Instruction a: Revise the entries from the line with "In the image" through the line with "data-label: 96.87 [180, 163, 206, 174]" so that "y-tick-label" becomes "y-axis-label" and nothing else changes, and leave the pictures out.

Passage to read:
** BEGIN **
AI Book - Master Artificial Intelligence by Building from Scratch

Learning Objectives

By the end of this section, you will:

Understand the gating mechanism as the key innovation that enables long-range learning
Derive all four LSTM gates and understand each gate's role in controlling information flow
Trace the cell state as the highway for gradient propagation
Prove how LSTMs prevent vanishing gradients through additive updates
Compare GRU formulations and understand when to choose each architecture
Understand bidirectional processing and why we use it for RUL prediction

Why This Matters: Our AMNL model uses a BiLSTM (bidirectional LSTM) as its core sequence processor. Understanding how gates control information flow explains why our model can capture both short-term spikes and long-term degradation trends—essential for accurate RUL prediction across all operating conditions.

The Gating Intuition

Before diving into equations, let's build intuition. The vanilla RNN had a fundamental problem: the same transformation was applied at every timestep, with no ability to control what information to keep or discard.

The Gate Metaphor

Think of a gate as a learned, differentiable switch that outputs values between 0 and 1:

Gate = 0: Block everything (the gate is closed)
Gate = 1: Pass everything (the gate is open)
Gate = 0.7: Allow 70% through (partially open)

Mathematically, if $\mathbf{g} \in [0, 1]^d$ is a gate vector and $\mathbf{x} \in \mathbb{R}^d$ is some signal, then:

\mathbf{g} \odot \mathbf{x} = [g_1 x_1, g_2 x_2, \ldots, g_d x_d]

Where $\odot$ is element-wise multiplication. Each dimension can be gated independently!
** END **
Instruction b: Resume the text on LSTM gates from its last sentence.

Exercise inputs:
** BEGIN **
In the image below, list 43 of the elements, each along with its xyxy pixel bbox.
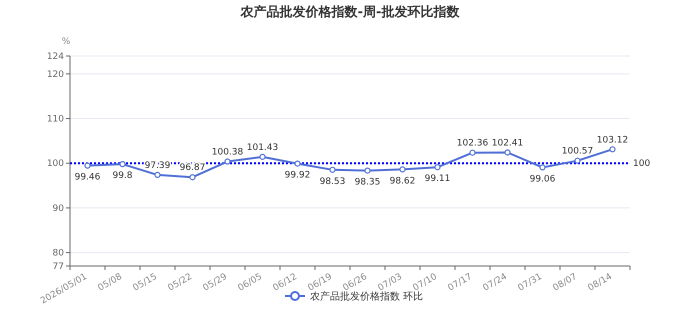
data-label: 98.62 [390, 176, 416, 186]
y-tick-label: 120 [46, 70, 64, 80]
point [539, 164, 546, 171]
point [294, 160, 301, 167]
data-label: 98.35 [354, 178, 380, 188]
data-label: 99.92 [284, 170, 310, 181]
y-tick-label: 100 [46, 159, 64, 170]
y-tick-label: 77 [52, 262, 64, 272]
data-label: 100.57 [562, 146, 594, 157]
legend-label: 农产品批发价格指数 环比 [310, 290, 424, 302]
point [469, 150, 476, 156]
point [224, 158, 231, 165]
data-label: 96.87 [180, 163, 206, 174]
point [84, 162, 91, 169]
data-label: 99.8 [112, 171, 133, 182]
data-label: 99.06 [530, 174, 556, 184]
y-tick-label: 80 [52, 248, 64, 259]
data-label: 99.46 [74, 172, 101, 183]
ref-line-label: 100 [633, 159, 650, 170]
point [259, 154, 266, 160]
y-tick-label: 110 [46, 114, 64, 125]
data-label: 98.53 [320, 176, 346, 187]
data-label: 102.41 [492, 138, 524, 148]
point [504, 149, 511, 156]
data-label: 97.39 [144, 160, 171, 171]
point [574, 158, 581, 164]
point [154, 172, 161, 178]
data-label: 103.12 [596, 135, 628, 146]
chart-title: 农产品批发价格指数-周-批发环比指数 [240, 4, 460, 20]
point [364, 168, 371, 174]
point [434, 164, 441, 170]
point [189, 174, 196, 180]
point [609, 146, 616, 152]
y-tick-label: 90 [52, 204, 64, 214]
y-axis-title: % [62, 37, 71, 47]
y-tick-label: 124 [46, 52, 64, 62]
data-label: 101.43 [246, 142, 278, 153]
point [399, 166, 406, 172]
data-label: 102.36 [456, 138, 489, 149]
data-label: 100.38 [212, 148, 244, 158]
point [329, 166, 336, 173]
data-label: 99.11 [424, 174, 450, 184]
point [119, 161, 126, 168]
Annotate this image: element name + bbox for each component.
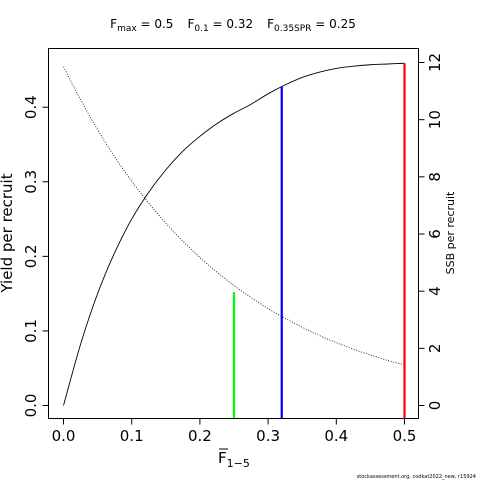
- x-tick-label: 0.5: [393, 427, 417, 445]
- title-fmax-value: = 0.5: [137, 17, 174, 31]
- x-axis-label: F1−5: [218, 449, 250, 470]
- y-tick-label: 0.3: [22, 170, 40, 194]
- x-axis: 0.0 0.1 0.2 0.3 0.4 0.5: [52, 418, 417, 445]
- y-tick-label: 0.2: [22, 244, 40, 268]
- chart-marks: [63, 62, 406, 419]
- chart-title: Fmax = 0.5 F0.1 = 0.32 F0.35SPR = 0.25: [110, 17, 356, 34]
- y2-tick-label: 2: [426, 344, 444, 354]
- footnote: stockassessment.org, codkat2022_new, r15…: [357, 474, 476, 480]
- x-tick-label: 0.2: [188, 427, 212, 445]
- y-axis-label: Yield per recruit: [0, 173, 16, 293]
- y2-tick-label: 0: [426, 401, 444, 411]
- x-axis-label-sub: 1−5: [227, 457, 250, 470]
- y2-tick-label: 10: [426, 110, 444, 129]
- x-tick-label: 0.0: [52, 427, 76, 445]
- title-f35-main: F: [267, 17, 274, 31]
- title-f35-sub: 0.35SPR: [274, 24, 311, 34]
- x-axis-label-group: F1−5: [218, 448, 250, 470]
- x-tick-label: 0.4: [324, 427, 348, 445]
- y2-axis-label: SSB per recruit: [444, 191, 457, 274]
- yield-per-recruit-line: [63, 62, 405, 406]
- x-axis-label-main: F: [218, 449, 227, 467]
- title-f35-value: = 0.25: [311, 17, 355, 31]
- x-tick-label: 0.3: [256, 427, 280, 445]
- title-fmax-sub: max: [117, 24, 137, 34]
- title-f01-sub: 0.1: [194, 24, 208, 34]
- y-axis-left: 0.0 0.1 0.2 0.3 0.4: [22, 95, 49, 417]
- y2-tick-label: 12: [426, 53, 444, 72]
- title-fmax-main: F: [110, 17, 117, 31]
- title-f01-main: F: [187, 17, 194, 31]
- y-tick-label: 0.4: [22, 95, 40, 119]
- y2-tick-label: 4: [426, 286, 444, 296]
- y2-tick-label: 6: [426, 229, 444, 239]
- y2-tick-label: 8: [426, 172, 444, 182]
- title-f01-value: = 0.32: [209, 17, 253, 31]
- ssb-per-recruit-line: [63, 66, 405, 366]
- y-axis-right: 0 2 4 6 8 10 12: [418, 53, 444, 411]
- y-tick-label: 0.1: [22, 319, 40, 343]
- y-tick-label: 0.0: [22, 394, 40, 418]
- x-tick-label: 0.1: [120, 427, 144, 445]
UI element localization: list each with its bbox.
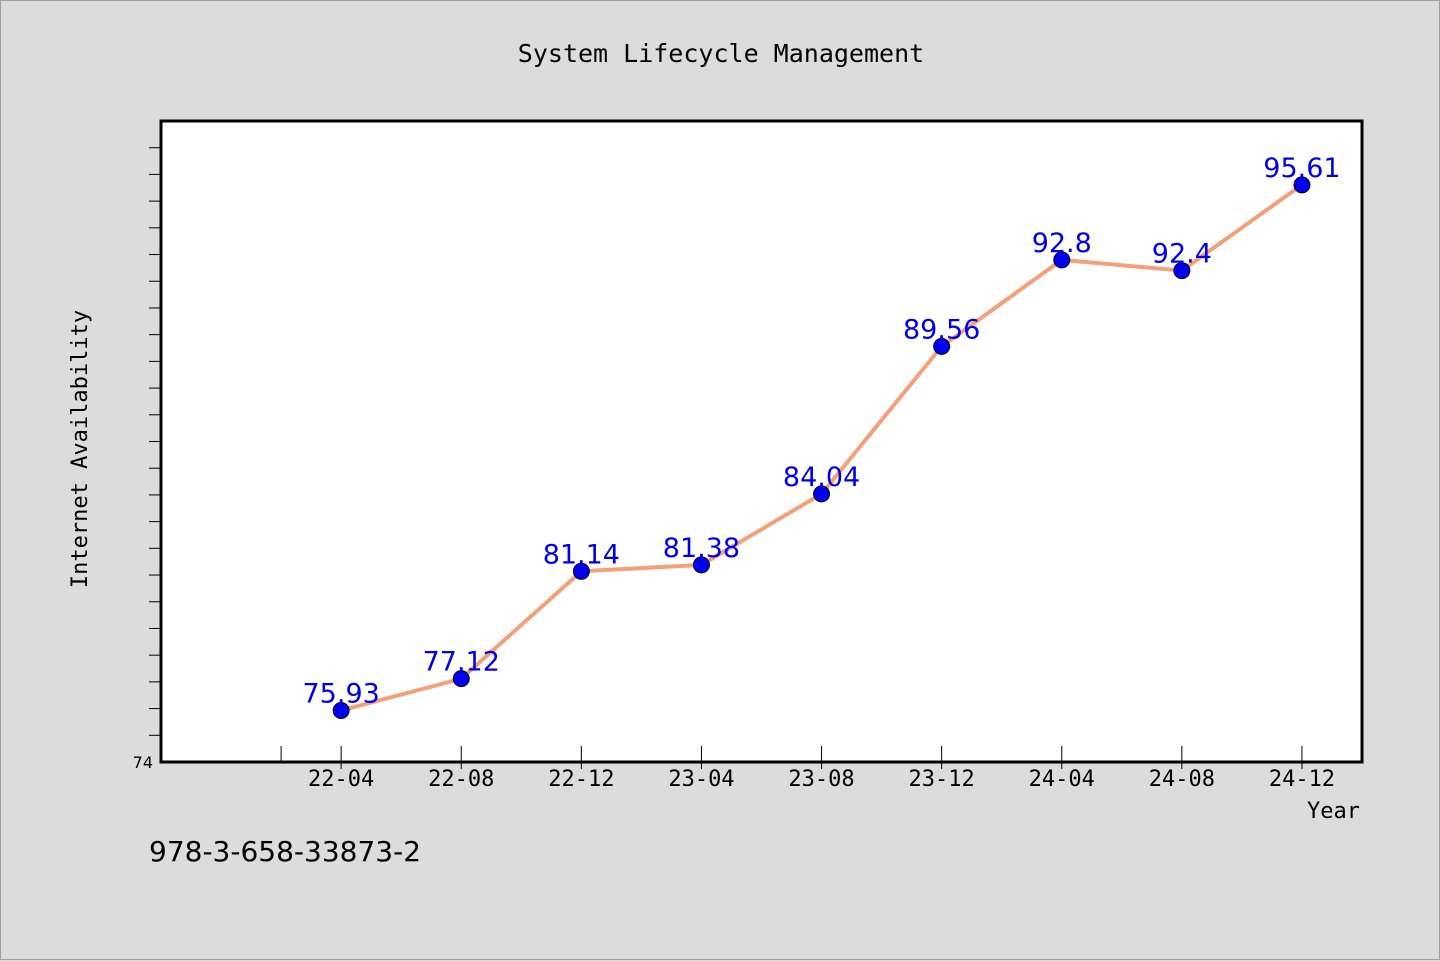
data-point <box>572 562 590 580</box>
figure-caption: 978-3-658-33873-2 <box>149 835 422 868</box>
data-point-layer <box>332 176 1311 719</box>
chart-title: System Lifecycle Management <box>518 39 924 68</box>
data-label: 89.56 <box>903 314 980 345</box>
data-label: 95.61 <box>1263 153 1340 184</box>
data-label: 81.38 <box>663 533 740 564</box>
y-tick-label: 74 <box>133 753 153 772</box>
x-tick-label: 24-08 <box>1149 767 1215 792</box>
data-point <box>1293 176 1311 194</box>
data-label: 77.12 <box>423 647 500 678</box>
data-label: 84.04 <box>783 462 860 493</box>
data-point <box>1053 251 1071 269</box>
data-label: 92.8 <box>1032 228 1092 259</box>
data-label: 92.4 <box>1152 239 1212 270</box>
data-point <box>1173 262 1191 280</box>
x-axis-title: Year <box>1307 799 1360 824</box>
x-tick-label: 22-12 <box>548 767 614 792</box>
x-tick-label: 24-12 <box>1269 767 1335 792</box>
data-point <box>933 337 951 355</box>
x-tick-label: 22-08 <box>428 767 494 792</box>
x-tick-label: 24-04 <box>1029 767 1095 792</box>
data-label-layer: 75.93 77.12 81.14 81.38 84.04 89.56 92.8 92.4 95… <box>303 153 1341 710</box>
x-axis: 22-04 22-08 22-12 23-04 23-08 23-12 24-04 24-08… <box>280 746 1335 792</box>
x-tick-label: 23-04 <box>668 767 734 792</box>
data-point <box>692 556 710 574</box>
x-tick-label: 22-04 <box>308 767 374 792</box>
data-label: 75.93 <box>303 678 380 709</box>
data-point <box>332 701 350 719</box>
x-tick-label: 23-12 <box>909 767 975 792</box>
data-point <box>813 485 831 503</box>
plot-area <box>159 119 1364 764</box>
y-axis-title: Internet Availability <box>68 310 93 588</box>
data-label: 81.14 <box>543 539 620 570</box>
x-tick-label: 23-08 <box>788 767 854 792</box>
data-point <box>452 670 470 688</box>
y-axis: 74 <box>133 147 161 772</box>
** END **
** BEGIN **
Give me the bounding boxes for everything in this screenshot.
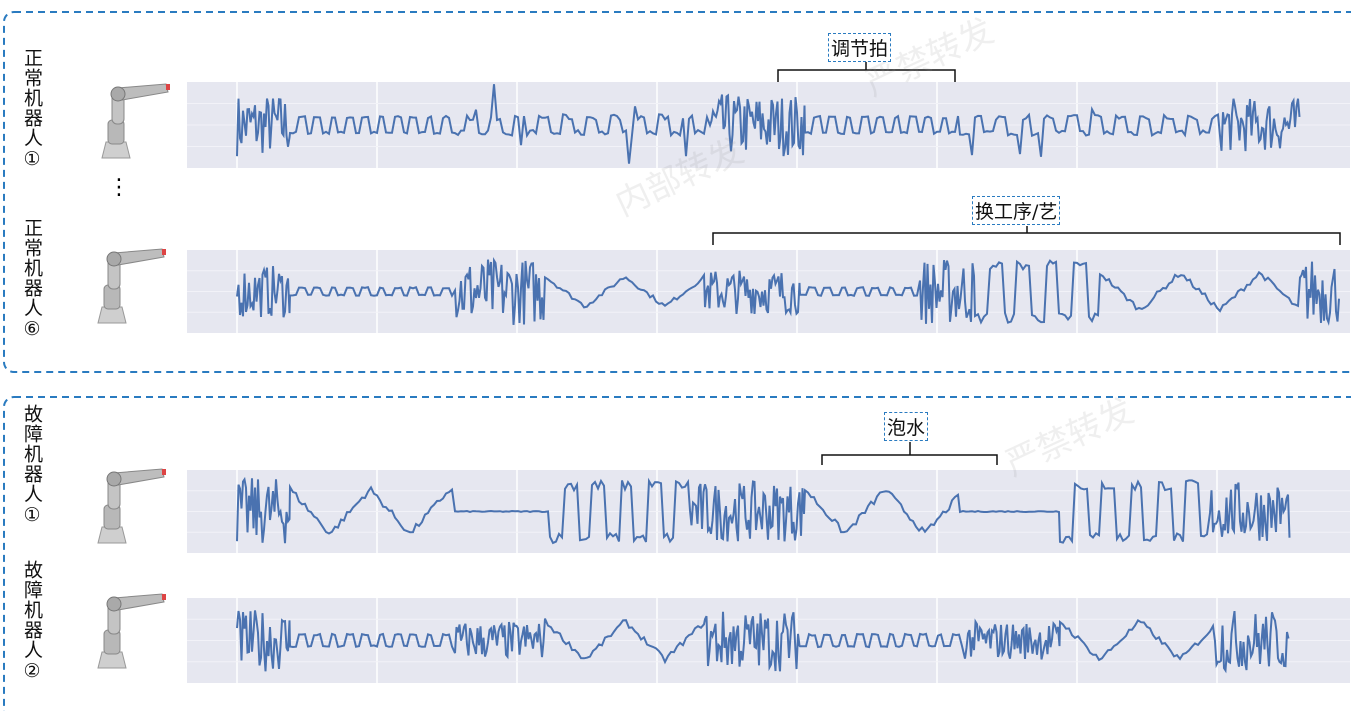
** END **
** BEGIN **
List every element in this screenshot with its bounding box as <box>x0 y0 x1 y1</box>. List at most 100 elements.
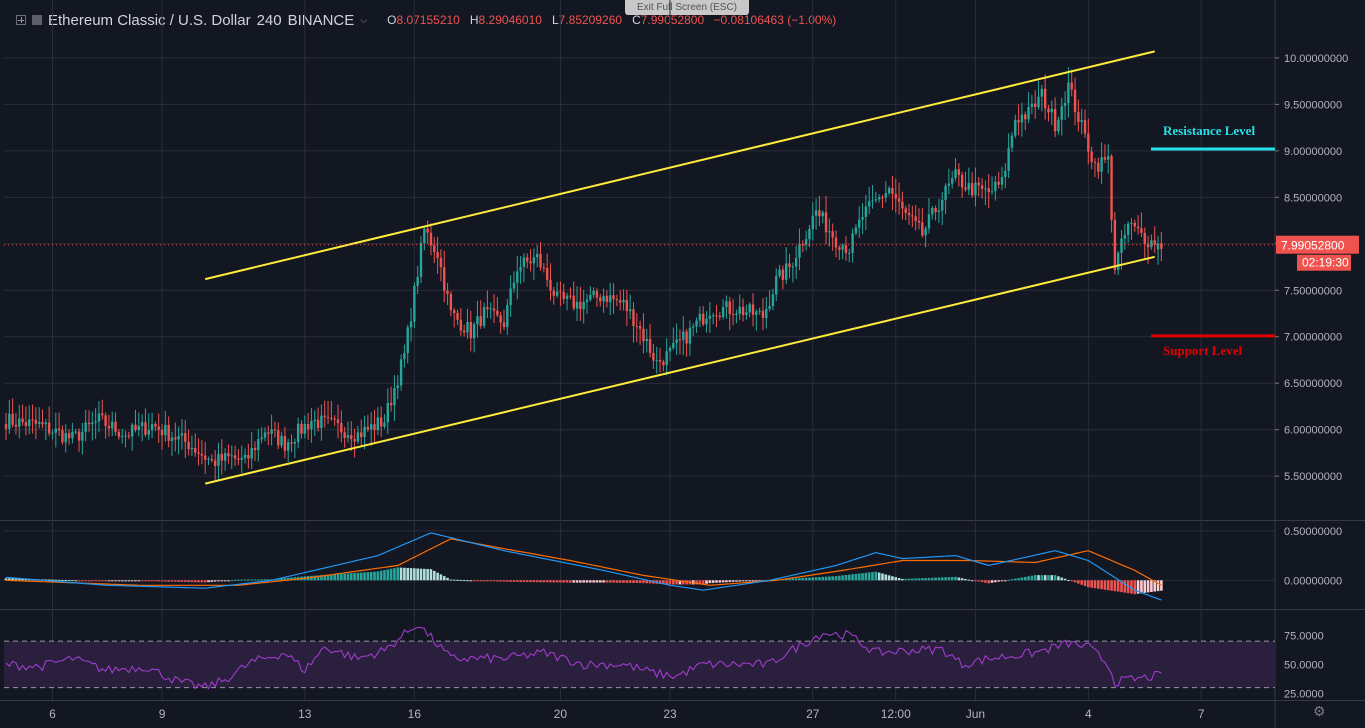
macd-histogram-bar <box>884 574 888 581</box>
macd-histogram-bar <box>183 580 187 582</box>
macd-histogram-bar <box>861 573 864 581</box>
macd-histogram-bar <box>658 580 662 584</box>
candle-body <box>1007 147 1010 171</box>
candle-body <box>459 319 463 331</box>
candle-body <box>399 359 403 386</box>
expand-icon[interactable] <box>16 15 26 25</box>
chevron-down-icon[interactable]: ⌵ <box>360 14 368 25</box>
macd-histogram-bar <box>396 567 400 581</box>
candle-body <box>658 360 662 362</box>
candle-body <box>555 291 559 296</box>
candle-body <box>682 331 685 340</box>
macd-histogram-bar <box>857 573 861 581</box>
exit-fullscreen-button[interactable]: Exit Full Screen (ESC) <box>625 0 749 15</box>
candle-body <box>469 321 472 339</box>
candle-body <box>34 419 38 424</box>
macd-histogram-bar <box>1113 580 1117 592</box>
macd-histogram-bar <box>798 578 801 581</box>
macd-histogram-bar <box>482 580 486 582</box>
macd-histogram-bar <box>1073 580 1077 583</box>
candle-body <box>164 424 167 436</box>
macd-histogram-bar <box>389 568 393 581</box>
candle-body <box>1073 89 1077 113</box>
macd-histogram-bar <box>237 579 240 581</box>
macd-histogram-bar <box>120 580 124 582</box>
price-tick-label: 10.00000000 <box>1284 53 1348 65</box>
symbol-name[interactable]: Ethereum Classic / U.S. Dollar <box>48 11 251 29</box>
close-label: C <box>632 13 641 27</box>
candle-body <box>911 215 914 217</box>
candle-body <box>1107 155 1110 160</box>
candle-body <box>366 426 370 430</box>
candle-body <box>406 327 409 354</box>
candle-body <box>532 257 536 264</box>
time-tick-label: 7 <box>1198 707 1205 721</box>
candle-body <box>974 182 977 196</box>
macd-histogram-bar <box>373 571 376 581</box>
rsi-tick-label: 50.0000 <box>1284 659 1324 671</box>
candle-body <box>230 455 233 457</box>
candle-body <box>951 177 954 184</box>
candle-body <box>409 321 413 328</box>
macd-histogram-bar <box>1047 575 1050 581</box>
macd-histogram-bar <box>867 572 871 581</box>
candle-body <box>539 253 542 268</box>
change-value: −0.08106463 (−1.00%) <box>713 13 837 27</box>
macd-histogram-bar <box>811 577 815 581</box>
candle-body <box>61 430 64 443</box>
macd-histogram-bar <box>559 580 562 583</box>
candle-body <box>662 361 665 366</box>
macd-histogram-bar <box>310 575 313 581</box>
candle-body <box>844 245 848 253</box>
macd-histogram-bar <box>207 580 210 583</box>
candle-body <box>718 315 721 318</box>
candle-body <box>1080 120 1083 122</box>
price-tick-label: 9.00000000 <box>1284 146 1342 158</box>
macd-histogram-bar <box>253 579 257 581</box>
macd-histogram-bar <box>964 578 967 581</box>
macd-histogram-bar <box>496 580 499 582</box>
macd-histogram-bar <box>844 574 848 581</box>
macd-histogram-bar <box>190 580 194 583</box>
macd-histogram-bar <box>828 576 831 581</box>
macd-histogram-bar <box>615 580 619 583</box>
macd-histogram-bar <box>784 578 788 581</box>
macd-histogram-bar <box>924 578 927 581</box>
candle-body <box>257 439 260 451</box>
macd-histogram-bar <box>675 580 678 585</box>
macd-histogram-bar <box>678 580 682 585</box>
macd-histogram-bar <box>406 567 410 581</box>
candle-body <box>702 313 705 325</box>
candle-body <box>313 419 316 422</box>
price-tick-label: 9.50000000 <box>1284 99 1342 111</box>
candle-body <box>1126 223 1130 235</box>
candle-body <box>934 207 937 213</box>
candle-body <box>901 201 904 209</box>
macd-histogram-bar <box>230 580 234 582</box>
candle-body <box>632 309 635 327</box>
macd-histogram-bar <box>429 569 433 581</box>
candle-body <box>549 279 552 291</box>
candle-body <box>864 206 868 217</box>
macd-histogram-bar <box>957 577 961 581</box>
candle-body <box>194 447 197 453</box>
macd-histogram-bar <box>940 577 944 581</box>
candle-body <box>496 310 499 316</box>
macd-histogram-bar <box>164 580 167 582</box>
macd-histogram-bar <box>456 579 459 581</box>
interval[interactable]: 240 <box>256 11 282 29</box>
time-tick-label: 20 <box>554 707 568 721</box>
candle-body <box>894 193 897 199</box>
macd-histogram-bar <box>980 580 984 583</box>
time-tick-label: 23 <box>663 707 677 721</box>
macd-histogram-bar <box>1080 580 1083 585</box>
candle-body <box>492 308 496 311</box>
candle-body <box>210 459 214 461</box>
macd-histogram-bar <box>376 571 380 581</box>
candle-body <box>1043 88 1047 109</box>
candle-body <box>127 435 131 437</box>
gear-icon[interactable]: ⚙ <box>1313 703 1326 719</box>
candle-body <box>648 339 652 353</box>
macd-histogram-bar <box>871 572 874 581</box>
** END **
Exercise answer a:
In the image below, list 43 of the elements, each along with its xyxy pixel bbox.
data-label: 98.62 [390, 176, 416, 186]
y-axis-label: 120 [46, 70, 64, 80]
point [539, 164, 546, 171]
point [294, 160, 301, 167]
data-label: 98.35 [354, 178, 380, 188]
data-label: 99.92 [284, 170, 310, 181]
y-axis-label: 100 [46, 159, 64, 170]
y-axis-label: 77 [52, 262, 64, 272]
data-label: 100.57 [562, 146, 594, 157]
legend-label: 农产品批发价格指数 环比 [310, 290, 424, 302]
point [469, 150, 476, 156]
point [224, 158, 231, 165]
data-label: 96.87 [180, 163, 206, 174]

Exercise answer b:
Why Sigmoid Creates Gates

Gates use the sigmoid activation $\sigma(z) = \frac{1}{1 + e^{-z}}$ because:

Output range: Always in $(0, 1)$
Smooth and differentiable: Allows gradient-based learning
Saturation: For extreme inputs, output approaches 0 or 1

Gates are Learned

Gate values are not fixed—they are computed from the current input and hidden state. The network learns when to open or close each gate based on context!

LSTM Architecture

The Long Short-Term Memory (LSTM) cell, introduced by Hochreiter & Schmidhuber (1997), addresses vanilla RNN limitations with two key innovations:

Innovation 1: The Cell State

LSTMs introduce a separate cell state $\mathbf{C}_t$ that runs through the entire sequence with only linear interactions:

\mathbf{C}_t = \mathbf{f}_t \odot \mathbf{C}_{t-1} + \mathbf{i}_t \odot \tilde{\mathbf{C}}_t

This is an additive update (not multiplicative like vanilla RNNs). Information can flow unchanged for many timesteps—the gradient highway!

Innovation 2: Three Gates

LSTMs use three gates to control information flow:

Gate	Symbol	Function	Intuition
Forget	fₜ	Which old info to discard	Clear irrelevant memory
Input	iₜ	Which new info to store	Write new memories
Output	oₜ	What to output from cell	Control visibility

Information Flow Overview

At each timestep, the LSTM:

Forget: Decide what to remove from cell state
Store: Create new candidate information
Update: Combine old (filtered) and new information
Output: Produce hidden state from cell state

LSTM Equations Derived

Let's derive each LSTM component systematically. Our AMNL model uses hidden dimension $H = 64$ .

Notation

Symbol	Dimension	Meaning
xₜ	D = 64	Input at time t (from CNN features)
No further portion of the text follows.